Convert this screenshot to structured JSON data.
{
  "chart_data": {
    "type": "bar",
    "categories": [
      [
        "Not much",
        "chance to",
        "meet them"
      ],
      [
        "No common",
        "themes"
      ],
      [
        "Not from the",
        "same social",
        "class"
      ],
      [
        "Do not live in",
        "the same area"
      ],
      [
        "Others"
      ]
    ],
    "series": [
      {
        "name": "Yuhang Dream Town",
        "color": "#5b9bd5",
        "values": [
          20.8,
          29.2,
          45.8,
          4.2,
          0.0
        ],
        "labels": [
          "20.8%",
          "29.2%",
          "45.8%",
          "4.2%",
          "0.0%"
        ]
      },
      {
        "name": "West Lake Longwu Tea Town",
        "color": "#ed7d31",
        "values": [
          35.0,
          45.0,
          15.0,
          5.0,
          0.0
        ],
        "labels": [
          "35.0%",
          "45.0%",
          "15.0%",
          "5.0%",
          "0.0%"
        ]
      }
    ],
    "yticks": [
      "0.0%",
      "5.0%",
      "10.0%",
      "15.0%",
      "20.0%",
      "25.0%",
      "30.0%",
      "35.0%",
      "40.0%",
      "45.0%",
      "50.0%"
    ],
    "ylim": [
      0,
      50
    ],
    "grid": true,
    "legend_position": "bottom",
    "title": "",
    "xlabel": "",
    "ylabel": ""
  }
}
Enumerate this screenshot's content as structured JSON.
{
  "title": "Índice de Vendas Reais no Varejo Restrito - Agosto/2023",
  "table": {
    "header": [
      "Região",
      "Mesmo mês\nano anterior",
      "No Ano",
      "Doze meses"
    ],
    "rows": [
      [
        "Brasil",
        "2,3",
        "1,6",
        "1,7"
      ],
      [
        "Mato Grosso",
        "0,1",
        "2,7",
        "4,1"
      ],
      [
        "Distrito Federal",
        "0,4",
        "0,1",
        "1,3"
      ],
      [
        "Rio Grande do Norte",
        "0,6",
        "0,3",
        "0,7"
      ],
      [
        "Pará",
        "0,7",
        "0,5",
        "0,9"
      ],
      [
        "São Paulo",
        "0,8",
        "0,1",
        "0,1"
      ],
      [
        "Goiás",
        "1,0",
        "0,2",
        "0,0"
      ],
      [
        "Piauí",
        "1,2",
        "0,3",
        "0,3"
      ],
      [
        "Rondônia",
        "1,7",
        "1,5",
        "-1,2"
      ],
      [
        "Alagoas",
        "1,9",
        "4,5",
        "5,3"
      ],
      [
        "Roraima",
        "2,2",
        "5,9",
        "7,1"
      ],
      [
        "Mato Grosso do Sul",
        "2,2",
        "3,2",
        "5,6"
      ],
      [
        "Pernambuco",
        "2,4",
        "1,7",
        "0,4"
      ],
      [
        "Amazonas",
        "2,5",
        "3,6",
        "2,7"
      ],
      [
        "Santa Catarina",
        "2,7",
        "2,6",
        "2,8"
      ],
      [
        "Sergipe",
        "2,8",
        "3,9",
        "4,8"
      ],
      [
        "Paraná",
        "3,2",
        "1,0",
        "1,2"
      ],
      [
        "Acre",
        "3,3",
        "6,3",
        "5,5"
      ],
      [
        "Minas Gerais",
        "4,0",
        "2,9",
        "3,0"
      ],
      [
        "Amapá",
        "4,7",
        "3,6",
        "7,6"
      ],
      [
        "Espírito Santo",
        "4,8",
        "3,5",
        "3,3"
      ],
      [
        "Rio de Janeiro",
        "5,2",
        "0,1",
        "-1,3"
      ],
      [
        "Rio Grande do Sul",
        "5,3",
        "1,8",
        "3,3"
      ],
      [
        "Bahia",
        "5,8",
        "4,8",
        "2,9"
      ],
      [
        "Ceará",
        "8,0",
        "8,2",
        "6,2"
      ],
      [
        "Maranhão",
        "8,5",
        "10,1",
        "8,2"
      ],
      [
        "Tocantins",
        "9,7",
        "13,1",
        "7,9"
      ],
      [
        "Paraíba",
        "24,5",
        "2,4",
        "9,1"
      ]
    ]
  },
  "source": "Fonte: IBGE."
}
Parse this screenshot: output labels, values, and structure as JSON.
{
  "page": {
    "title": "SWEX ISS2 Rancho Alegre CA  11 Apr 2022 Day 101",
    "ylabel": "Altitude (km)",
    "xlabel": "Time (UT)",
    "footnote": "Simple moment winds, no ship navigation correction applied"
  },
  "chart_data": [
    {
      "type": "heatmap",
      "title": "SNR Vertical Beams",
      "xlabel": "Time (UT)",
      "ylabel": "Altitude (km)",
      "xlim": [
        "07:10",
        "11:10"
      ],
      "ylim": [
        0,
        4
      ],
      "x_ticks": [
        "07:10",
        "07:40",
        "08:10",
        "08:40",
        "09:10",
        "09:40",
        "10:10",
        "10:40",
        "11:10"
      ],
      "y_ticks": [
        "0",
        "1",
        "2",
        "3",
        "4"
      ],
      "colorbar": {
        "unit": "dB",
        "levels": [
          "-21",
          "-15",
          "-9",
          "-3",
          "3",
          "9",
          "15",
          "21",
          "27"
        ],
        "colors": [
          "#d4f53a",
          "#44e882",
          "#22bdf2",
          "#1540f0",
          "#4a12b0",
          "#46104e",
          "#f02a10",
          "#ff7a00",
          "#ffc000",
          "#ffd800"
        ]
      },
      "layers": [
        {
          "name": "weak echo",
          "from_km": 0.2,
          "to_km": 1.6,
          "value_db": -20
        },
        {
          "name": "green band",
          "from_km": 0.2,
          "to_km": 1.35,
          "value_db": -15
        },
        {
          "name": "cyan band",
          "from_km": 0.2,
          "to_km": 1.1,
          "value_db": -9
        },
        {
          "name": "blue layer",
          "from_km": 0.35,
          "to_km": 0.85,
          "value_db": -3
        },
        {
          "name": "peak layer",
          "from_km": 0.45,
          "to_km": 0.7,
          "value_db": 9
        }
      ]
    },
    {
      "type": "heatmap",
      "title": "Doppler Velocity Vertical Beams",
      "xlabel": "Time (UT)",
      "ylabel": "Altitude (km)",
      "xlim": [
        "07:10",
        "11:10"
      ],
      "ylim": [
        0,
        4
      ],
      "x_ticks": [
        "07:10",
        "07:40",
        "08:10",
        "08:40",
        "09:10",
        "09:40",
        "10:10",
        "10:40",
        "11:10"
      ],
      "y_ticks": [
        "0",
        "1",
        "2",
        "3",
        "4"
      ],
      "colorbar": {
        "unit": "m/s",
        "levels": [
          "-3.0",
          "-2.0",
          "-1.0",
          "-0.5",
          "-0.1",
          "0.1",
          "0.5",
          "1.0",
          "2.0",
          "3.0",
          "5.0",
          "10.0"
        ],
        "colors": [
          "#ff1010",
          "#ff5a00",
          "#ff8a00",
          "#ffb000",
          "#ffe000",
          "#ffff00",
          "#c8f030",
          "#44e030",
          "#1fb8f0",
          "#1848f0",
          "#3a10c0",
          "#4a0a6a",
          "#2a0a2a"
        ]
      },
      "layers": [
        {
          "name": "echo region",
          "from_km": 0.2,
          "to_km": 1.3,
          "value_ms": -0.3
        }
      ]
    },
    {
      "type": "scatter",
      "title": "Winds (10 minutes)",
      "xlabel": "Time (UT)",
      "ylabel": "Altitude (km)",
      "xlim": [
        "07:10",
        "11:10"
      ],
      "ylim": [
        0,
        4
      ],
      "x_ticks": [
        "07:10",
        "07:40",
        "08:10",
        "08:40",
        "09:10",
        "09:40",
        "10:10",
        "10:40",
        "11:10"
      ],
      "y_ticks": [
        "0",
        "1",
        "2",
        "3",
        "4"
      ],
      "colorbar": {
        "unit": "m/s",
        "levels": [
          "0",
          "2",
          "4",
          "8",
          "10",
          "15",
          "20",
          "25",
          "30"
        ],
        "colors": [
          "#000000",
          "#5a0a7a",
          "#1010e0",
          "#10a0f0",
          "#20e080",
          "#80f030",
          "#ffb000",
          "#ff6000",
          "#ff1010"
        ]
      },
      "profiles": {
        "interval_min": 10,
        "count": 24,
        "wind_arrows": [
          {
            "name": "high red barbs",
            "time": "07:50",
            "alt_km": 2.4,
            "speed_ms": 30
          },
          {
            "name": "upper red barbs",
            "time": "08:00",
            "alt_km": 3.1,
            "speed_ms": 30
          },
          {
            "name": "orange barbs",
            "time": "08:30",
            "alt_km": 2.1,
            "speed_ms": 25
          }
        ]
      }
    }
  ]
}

TASK PROMPT: Lines that hold "title" are the ones to copy; find all of them.

TASK ANSWER:
    "title": "",
  "title": "Índice de Vendas Reais no Varejo Restrito - Agosto/2023",
    "title": "SWEX ISS2 Rancho Alegre CA  11 Apr 2022 Day 101",
      "title": "SNR Vertical Beams",
      "title": "Doppler Velocity Vertical Beams",
      "title": "Winds (10 minutes)",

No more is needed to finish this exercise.